(Rows from a figure dataset)
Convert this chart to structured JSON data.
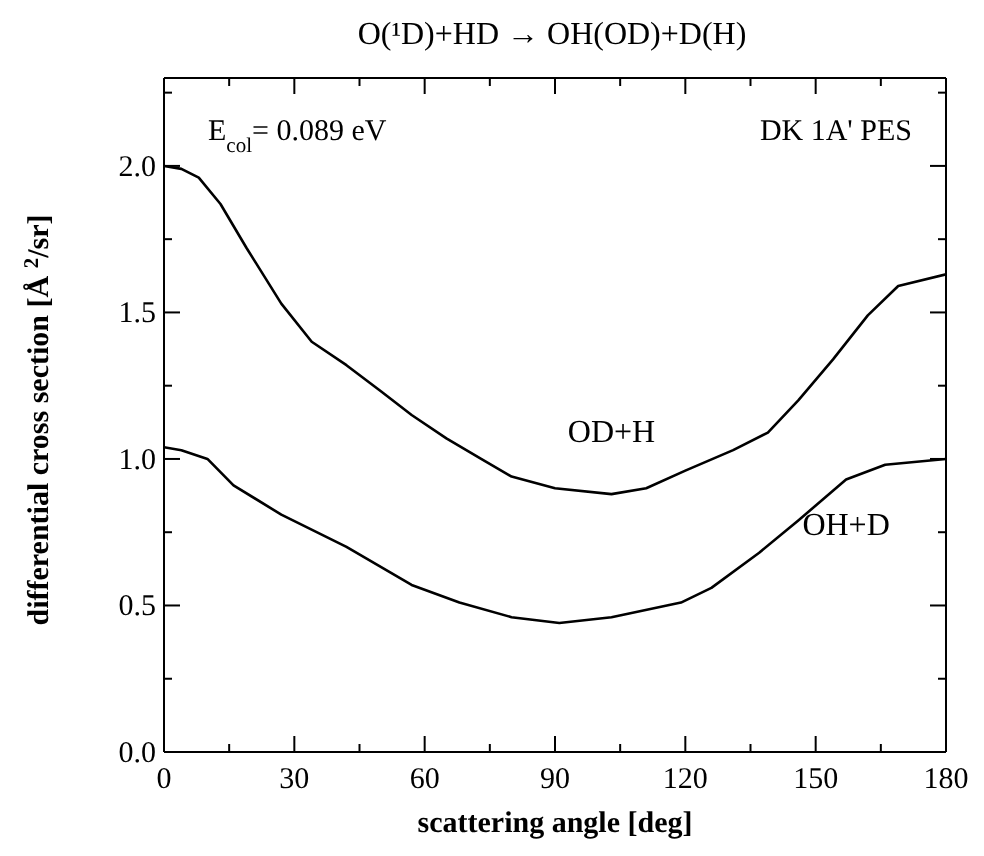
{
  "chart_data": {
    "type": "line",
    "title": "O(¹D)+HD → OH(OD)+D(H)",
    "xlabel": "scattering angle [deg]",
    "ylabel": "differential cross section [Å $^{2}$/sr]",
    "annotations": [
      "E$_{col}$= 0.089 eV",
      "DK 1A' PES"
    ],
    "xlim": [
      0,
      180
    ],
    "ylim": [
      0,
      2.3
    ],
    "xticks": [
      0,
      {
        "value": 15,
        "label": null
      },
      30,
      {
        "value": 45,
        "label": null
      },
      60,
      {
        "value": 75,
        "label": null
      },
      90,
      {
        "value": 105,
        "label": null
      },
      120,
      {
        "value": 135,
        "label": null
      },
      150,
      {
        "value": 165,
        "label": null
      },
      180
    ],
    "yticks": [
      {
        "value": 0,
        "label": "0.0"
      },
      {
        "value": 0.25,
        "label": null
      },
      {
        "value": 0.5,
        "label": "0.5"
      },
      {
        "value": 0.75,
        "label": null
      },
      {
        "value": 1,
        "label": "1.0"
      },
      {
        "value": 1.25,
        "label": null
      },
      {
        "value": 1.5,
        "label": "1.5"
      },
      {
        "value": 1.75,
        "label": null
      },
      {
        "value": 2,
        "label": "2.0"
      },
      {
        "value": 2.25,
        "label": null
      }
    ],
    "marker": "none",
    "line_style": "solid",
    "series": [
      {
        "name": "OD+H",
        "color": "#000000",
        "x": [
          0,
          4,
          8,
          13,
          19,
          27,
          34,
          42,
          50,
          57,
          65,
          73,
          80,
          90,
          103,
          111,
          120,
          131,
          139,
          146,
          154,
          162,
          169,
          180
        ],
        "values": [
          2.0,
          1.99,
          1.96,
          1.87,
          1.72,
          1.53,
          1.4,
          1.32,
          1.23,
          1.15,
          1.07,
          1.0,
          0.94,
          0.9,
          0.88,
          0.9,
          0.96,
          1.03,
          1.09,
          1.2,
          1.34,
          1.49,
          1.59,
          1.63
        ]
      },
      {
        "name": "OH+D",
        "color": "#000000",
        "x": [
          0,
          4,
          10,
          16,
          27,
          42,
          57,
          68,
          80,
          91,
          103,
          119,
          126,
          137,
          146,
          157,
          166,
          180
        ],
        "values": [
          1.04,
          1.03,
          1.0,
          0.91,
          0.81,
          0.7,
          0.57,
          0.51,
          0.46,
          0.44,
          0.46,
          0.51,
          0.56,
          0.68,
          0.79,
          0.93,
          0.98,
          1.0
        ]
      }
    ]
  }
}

• **THE TASK**
From the material above, copy everything exactly but the pictures.

• **RESULT OF THE EXERCISE**
Convert this chart to structured JSON data.
{
  "chart_data": {
    "type": "line",
    "title": "O(¹D)+HD → OH(OD)+D(H)",
    "xlabel": "scattering angle [deg]",
    "ylabel": "differential cross section [Å $^{2}$/sr]",
    "annotations": [
      "E$_{col}$= 0.089 eV",
      "DK 1A' PES"
    ],
    "xlim": [
      0,
      180
    ],
    "ylim": [
      0,
      2.3
    ],
    "xticks": [
      0,
      {
        "value": 15,
        "label": null
      },
      30,
      {
        "value": 45,
        "label": null
      },
      60,
      {
        "value": 75,
        "label": null
      },
      90,
      {
        "value": 105,
        "label": null
      },
      120,
      {
        "value": 135,
        "label": null
      },
      150,
      {
        "value": 165,
        "label": null
      },
      180
    ],
    "yticks": [
      {
        "value": 0,
        "label": "0.0"
      },
      {
        "value": 0.25,
        "label": null
      },
      {
        "value": 0.5,
        "label": "0.5"
      },
      {
        "value": 0.75,
        "label": null
      },
      {
        "value": 1,
        "label": "1.0"
      },
      {
        "value": 1.25,
        "label": null
      },
      {
        "value": 1.5,
        "label": "1.5"
      },
      {
        "value": 1.75,
        "label": null
      },
      {
        "value": 2,
        "label": "2.0"
      },
      {
        "value": 2.25,
        "label": null
      }
    ],
    "marker": "none",
    "line_style": "solid",
    "series": [
      {
        "name": "OD+H",
        "color": "#000000",
        "x": [
          0,
          4,
          8,
          13,
          19,
          27,
          34,
          42,
          50,
          57,
          65,
          73,
          80,
          90,
          103,
          111,
          120,
          131,
          139,
          146,
          154,
          162,
          169,
          180
        ],
        "values": [
          2.0,
          1.99,
          1.96,
          1.87,
          1.72,
          1.53,
          1.4,
          1.32,
          1.23,
          1.15,
          1.07,
          1.0,
          0.94,
          0.9,
          0.88,
          0.9,
          0.96,
          1.03,
          1.09,
          1.2,
          1.34,
          1.49,
          1.59,
          1.63
        ]
      },
      {
        "name": "OH+D",
        "color": "#000000",
        "x": [
          0,
          4,
          10,
          16,
          27,
          42,
          57,
          68,
          80,
          91,
          103,
          119,
          126,
          137,
          146,
          157,
          166,
          180
        ],
        "values": [
          1.04,
          1.03,
          1.0,
          0.91,
          0.81,
          0.7,
          0.57,
          0.51,
          0.46,
          0.44,
          0.46,
          0.51,
          0.56,
          0.68,
          0.79,
          0.93,
          0.98,
          1.0
        ]
      }
    ]
  }
}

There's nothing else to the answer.